* _Task instructions_: Below are entries. Pull out all lines containing "если".

* _Input for this task_:
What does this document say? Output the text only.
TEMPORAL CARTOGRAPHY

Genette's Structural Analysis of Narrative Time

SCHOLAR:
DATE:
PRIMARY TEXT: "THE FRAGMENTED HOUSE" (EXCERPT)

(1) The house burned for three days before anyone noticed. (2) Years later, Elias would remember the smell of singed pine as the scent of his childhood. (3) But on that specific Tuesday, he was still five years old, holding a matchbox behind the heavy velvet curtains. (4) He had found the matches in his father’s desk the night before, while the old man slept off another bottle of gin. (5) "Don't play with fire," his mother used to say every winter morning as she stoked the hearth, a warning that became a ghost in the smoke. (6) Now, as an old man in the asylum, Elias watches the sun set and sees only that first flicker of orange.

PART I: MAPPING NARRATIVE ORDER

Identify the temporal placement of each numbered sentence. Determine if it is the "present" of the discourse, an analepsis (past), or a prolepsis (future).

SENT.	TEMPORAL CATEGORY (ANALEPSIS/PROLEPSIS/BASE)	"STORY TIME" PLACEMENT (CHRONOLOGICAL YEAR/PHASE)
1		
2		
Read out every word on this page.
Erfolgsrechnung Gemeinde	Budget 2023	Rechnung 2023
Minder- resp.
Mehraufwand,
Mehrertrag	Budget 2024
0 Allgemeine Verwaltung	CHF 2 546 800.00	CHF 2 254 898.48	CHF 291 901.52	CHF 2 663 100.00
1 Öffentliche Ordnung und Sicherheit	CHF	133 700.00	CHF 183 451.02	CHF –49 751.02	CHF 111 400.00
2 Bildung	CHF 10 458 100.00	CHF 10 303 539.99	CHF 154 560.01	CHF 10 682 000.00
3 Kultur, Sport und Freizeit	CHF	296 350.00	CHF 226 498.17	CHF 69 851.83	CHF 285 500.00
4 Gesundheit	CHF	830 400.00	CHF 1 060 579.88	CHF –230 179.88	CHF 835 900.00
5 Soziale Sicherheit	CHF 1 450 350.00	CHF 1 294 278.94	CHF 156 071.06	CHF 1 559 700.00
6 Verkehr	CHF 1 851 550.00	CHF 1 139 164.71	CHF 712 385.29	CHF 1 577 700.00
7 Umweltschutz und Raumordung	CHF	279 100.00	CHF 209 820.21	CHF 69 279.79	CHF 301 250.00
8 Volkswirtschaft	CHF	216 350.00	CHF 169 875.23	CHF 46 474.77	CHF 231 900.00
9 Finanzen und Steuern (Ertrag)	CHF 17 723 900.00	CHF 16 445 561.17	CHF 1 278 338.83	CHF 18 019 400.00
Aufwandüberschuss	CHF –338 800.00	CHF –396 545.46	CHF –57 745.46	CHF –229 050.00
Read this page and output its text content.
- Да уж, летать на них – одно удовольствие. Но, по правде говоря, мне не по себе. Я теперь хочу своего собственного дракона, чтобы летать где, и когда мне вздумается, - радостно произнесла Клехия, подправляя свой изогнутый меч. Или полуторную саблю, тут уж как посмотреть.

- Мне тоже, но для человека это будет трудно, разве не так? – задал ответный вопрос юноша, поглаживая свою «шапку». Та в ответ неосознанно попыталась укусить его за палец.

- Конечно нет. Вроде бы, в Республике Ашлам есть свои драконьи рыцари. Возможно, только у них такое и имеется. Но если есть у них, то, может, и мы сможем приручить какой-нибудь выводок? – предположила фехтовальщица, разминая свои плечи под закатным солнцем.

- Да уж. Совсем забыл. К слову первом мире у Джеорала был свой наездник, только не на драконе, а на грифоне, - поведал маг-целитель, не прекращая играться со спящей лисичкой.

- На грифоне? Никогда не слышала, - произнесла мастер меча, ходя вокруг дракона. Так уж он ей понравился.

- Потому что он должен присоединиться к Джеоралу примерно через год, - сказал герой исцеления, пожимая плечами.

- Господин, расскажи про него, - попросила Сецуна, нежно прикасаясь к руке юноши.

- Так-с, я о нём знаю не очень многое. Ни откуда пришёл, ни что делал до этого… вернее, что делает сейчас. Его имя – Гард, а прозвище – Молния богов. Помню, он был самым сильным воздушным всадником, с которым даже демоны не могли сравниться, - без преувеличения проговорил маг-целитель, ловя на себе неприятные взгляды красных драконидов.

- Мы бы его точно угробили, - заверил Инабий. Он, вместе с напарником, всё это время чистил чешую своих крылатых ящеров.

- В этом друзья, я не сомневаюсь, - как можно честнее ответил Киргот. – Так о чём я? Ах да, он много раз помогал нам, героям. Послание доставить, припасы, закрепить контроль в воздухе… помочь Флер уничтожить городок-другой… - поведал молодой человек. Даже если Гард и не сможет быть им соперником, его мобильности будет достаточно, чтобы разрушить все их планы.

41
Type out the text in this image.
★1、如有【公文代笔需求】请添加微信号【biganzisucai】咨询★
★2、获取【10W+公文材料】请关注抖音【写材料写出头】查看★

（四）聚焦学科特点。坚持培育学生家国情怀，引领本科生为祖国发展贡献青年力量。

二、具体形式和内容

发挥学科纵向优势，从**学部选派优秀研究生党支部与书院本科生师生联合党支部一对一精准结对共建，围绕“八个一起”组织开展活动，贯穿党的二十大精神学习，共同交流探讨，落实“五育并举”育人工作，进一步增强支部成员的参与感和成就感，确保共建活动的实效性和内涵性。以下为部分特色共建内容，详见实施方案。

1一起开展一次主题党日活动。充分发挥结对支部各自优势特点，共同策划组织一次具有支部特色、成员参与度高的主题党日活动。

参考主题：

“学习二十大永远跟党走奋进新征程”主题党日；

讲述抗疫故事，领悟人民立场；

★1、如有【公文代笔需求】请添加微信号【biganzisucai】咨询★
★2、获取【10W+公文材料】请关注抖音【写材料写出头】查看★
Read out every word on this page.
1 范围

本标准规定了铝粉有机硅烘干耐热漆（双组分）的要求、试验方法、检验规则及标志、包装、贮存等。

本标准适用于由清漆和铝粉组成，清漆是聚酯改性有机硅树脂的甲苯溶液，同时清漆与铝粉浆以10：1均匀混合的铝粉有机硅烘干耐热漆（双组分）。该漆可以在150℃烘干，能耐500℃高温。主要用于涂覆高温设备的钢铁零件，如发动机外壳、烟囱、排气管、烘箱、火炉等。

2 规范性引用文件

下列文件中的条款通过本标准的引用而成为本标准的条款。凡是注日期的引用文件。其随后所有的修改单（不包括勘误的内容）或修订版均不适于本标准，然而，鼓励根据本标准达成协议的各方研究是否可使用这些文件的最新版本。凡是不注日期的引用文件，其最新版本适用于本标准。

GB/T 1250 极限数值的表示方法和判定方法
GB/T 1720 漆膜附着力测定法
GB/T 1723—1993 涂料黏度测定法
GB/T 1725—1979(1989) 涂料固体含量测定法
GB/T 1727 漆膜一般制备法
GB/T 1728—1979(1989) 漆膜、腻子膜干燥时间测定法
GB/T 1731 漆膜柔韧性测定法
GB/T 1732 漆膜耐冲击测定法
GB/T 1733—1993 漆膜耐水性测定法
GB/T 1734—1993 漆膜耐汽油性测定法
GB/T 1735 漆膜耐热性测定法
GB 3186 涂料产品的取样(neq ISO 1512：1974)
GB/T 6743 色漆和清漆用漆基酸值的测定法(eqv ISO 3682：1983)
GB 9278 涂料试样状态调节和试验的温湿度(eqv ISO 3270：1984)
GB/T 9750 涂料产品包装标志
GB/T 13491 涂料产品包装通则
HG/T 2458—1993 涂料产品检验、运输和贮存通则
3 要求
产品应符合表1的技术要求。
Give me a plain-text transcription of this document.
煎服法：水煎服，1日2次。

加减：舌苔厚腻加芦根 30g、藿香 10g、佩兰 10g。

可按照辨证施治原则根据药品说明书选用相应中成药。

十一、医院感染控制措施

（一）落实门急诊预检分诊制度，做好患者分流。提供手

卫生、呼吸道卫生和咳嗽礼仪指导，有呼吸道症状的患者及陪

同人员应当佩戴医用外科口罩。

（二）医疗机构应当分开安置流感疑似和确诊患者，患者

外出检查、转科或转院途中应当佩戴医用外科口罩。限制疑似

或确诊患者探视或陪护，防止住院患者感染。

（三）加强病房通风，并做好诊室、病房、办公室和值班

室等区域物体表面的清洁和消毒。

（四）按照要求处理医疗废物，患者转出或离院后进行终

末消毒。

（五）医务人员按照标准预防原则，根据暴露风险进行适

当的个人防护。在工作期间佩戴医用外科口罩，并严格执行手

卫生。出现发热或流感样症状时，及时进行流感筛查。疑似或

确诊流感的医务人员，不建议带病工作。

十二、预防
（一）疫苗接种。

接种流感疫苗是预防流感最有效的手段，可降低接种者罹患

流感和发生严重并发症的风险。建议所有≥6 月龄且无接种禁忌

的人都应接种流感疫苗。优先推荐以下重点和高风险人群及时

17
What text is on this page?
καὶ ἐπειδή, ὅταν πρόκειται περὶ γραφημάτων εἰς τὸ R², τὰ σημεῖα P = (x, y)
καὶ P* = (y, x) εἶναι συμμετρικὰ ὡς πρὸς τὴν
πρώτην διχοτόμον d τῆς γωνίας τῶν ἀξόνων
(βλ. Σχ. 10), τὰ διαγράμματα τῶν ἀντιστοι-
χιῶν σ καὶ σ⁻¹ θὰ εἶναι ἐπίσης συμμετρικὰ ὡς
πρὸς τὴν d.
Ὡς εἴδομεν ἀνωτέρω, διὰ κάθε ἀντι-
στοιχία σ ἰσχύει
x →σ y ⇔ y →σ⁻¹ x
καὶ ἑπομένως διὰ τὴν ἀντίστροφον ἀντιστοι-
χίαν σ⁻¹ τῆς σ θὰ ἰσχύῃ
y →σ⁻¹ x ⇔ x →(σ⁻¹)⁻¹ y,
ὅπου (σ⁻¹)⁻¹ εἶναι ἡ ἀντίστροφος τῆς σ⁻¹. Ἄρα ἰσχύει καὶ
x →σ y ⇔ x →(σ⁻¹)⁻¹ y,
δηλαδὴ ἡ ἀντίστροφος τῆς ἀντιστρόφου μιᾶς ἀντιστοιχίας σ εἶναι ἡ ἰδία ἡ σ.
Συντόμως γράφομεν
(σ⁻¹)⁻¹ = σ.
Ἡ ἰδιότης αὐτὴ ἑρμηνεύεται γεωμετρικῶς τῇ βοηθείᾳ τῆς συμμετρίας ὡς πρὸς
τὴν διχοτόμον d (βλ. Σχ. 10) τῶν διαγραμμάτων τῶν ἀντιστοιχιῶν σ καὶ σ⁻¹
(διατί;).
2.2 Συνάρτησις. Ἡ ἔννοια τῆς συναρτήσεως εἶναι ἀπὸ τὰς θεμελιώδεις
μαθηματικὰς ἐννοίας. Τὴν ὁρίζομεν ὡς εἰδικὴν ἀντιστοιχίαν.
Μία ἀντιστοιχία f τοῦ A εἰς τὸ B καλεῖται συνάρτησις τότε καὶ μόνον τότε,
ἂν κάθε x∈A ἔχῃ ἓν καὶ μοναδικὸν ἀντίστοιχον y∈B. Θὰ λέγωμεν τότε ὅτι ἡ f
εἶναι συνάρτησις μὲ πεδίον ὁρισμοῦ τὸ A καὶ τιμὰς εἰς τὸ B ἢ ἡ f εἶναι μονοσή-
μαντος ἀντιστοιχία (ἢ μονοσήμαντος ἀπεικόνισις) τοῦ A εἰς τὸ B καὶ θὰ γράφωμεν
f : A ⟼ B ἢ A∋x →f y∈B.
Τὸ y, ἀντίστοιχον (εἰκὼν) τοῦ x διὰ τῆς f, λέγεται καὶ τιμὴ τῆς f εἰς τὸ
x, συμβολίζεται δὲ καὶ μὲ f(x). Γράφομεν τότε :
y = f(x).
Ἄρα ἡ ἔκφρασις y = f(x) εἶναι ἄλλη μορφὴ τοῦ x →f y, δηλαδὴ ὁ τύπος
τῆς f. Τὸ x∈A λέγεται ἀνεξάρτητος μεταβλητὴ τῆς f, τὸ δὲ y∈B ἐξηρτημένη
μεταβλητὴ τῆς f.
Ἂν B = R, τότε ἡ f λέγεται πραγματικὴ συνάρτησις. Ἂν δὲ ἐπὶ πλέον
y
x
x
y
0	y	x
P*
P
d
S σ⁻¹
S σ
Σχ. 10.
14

* _Response to the task_:
- Конечно нет. Вроде бы, в Республике Ашлам есть свои драконьи рыцари. Возможно, только у них такое и имеется. Но если есть у них, то, может, и мы сможем приручить какой-нибудь выводок? – предположила фехтовальщица, разминая свои плечи под закатным солнцем.
- В этом друзья, я не сомневаюсь, - как можно честнее ответил Киргот. – Так о чём я? Ах да, он много раз помогал нам, героям. Послание доставить, припасы, закрепить контроль в воздухе… помочь Флер уничтожить городок-другой… - поведал молодой человек. Даже если Гард и не сможет быть им соперником, его мобильности будет достаточно, чтобы разрушить все их планы.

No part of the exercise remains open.